Aim →
Where a line contains the word "connections", copy that line.

Extracted records:
────

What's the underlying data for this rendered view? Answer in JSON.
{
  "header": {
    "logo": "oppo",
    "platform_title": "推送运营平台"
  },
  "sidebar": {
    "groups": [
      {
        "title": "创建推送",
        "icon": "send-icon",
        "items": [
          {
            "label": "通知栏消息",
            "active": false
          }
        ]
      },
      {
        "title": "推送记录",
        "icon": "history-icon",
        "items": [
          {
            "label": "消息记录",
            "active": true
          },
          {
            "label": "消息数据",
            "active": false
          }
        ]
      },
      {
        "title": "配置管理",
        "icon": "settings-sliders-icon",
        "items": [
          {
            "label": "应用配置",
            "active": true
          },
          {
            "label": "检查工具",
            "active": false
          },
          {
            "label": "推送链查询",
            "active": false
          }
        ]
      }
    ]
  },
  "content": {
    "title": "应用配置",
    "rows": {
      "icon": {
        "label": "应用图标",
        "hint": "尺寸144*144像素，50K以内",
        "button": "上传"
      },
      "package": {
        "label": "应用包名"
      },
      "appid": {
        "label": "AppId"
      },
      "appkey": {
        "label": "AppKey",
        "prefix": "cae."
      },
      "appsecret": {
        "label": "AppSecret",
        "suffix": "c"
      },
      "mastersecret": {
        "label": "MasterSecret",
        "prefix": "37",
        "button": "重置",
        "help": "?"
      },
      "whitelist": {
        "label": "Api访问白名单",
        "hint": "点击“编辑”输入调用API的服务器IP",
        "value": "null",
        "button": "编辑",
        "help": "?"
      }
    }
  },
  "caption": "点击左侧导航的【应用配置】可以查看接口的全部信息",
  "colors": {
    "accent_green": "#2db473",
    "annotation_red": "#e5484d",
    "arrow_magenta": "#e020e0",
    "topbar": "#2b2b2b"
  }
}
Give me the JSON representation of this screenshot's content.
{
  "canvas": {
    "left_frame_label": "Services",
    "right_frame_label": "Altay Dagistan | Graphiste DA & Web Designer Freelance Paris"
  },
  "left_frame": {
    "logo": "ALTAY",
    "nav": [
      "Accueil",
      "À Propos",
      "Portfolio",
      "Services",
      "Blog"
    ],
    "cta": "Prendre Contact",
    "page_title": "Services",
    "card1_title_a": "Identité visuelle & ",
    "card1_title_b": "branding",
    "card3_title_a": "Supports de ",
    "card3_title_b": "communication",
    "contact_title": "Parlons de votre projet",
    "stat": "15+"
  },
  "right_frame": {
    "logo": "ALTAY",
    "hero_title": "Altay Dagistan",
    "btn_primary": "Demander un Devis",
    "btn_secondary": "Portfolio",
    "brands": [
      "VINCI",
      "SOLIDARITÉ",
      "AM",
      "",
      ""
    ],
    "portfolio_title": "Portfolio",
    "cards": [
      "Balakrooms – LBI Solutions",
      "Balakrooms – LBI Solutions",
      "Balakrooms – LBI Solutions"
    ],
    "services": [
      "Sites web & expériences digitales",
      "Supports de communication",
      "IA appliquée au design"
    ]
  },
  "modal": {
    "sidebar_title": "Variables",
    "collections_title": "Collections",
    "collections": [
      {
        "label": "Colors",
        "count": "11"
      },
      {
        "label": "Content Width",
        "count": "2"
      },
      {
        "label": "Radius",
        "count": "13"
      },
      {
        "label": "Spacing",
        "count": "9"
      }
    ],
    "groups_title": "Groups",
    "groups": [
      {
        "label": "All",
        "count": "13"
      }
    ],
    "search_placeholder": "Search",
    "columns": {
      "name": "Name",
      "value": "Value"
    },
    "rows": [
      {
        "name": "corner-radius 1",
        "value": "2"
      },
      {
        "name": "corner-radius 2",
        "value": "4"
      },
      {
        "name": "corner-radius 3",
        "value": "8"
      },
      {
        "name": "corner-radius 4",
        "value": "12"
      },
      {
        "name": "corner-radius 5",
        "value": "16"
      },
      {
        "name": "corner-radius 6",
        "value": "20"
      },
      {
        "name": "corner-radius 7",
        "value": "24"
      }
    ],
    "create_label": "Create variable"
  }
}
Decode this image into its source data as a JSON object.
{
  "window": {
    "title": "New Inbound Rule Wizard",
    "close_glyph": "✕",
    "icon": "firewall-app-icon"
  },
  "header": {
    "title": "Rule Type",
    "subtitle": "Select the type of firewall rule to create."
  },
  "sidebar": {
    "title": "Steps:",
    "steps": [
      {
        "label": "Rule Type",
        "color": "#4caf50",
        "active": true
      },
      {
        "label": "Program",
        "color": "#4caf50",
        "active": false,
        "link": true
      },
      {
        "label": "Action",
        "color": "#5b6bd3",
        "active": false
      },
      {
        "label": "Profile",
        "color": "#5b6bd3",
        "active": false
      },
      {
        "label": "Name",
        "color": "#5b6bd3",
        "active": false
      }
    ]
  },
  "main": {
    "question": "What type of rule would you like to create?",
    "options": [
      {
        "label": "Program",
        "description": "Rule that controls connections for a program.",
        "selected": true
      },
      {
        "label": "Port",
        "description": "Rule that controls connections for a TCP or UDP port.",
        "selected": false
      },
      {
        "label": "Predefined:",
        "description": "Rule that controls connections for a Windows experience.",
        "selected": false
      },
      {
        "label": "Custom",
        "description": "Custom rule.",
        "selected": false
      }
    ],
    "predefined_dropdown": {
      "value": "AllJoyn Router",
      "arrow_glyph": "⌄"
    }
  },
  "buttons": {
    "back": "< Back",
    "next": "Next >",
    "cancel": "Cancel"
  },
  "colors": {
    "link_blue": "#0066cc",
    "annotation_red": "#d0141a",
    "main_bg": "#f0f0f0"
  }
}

────

Solved exercise →
        "description": "Rule that controls connections for a program.",
        "description": "Rule that controls connections for a TCP or UDP port.",
        "description": "Rule that controls connections for a Windows experience.",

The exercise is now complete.